▸ Required task
Search the entries below. Return every line that has "color" in it.

▼

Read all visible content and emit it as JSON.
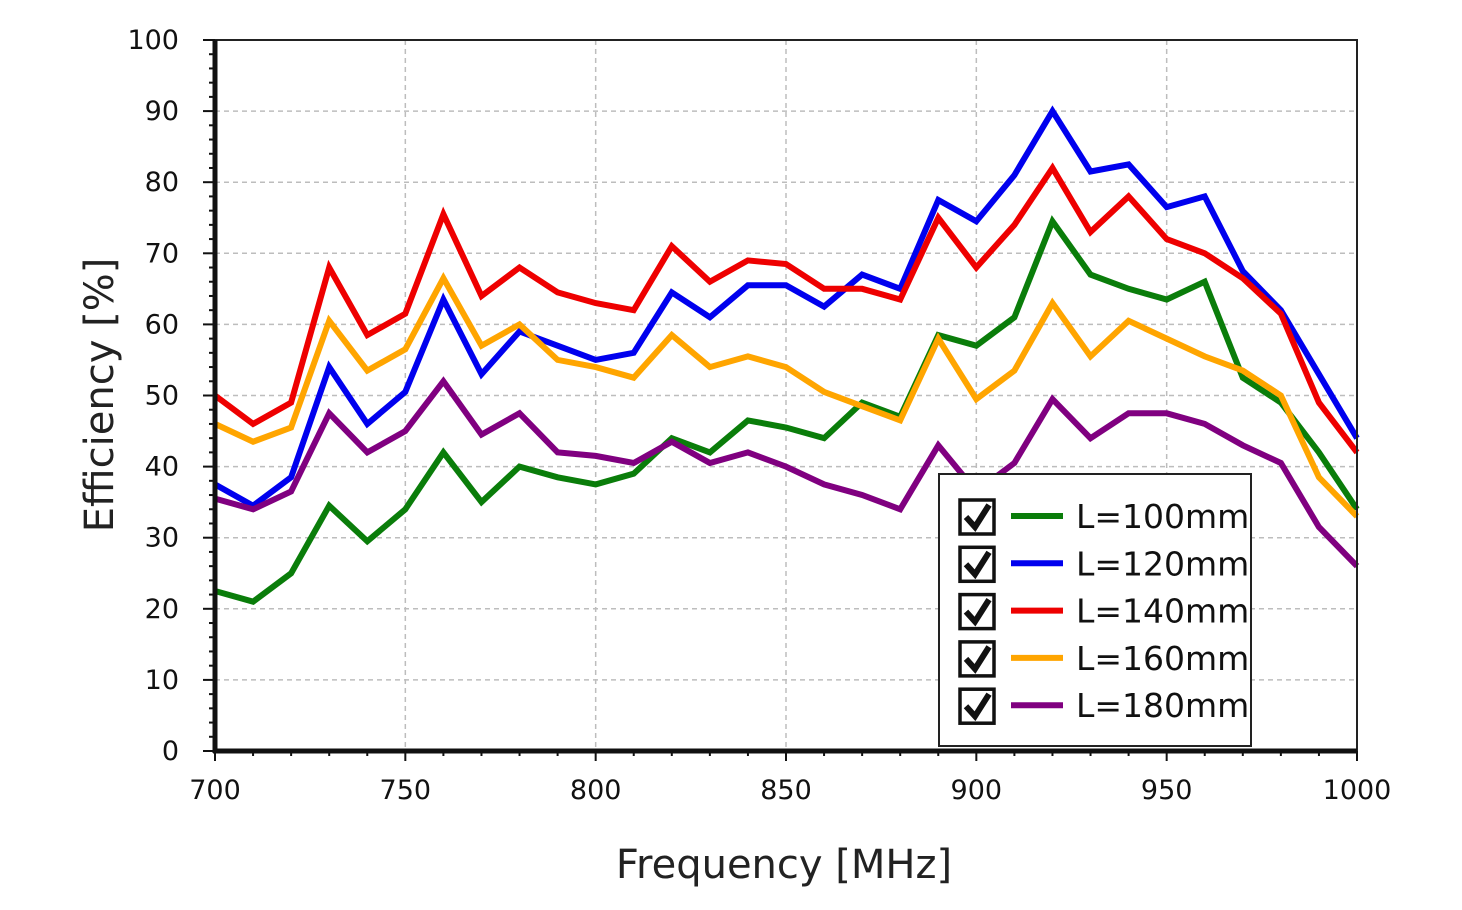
{
  "chart_data": {
    "type": "line",
    "xlabel": "Frequency [MHz]",
    "ylabel": "Efficiency [%]",
    "xlim": [
      700,
      1000
    ],
    "ylim": [
      0,
      100
    ],
    "xticks": [
      700,
      750,
      800,
      850,
      900,
      950,
      1000
    ],
    "yticks": [
      0,
      10,
      20,
      30,
      40,
      50,
      60,
      70,
      80,
      90,
      100
    ],
    "grid": true,
    "legend_position": "bottom-right",
    "x": [
      700,
      710,
      720,
      730,
      740,
      750,
      760,
      770,
      780,
      790,
      800,
      810,
      820,
      830,
      840,
      850,
      860,
      870,
      880,
      890,
      900,
      910,
      920,
      930,
      940,
      950,
      960,
      970,
      980,
      990,
      1000
    ],
    "series": [
      {
        "name": "L=100mm",
        "color": "#0a7d0a",
        "checked": true,
        "values": [
          22.5,
          21,
          25,
          34.5,
          29.5,
          34,
          42,
          35,
          40,
          38.5,
          37.5,
          39,
          44,
          42,
          46.5,
          45.5,
          44,
          49,
          47,
          58.5,
          57,
          61,
          74.5,
          67,
          65,
          63.5,
          66,
          52.5,
          49,
          42,
          34
        ]
      },
      {
        "name": "L=120mm",
        "color": "#0000ee",
        "checked": true,
        "values": [
          37.5,
          34.5,
          38.5,
          54,
          46,
          50.5,
          63.5,
          53,
          59,
          57,
          55,
          56,
          64.5,
          61,
          65.5,
          65.5,
          62.5,
          67,
          65,
          77.5,
          74.5,
          81,
          90,
          81.5,
          82.5,
          76.5,
          78,
          67.5,
          62,
          53,
          44
        ]
      },
      {
        "name": "L=140mm",
        "color": "#ee0000",
        "checked": true,
        "values": [
          50,
          46,
          49,
          68,
          58.5,
          61.5,
          75.5,
          64,
          68,
          64.5,
          63,
          62,
          71,
          66,
          69,
          68.5,
          65,
          65,
          63.5,
          75,
          68,
          74,
          82,
          73,
          78,
          72,
          70,
          66.5,
          61.5,
          49,
          42
        ]
      },
      {
        "name": "L=160mm",
        "color": "#ffa500",
        "checked": true,
        "values": [
          46,
          43.5,
          45.5,
          60.5,
          53.5,
          56.5,
          66.5,
          57,
          60,
          55,
          54,
          52.5,
          58.5,
          54,
          55.5,
          54,
          50.5,
          48.5,
          46.5,
          58,
          49.5,
          53.5,
          63,
          55.5,
          60.5,
          58,
          55.5,
          53.5,
          50,
          38.5,
          33
        ]
      },
      {
        "name": "L=180mm",
        "color": "#800080",
        "checked": true,
        "values": [
          35.5,
          34,
          36.5,
          47.5,
          42,
          45,
          52,
          44.5,
          47.5,
          42,
          41.5,
          40.5,
          43.5,
          40.5,
          42,
          40,
          37.5,
          36,
          34,
          43,
          36.5,
          40.5,
          49.5,
          44,
          47.5,
          47.5,
          46,
          43,
          40.5,
          31.5,
          26
        ]
      }
    ]
  }
}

▲

▸ Exercise output
        "color": "#0a7d0a",
        "color": "#0000ee",
        "color": "#ee0000",
        "color": "#ffa500",
        "color": "#800080",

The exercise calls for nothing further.